Supplied material start
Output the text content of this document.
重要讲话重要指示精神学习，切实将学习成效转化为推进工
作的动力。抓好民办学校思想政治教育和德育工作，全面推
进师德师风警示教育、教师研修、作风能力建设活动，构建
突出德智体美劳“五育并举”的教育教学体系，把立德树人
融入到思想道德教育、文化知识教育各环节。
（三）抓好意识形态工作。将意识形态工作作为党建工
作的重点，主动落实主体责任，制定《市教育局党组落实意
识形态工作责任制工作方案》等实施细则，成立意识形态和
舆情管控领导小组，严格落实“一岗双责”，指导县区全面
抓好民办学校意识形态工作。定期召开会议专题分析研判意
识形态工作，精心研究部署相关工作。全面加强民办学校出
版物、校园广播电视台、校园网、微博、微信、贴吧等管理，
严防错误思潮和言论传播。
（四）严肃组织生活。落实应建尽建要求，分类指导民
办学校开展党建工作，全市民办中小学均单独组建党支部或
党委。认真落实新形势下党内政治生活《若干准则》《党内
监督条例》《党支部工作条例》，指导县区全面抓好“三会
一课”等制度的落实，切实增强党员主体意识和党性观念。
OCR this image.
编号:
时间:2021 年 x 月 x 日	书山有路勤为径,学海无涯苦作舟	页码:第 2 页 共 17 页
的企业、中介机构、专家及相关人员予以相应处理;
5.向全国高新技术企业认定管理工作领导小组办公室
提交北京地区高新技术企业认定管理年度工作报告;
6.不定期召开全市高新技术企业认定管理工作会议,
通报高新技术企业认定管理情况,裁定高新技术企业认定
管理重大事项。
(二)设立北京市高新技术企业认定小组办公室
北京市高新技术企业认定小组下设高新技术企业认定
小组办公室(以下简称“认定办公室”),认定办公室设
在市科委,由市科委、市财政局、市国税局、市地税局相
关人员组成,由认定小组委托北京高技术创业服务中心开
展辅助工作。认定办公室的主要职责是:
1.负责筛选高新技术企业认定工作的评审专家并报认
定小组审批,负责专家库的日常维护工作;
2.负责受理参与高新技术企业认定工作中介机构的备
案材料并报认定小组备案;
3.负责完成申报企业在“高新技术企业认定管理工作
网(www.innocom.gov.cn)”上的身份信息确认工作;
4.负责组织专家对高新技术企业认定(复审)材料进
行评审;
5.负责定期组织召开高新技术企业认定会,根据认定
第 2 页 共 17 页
Supplied material end
Extract all lines of the records above that include "this".

• Problem solution:
Output the text content of this document.
OCR this image.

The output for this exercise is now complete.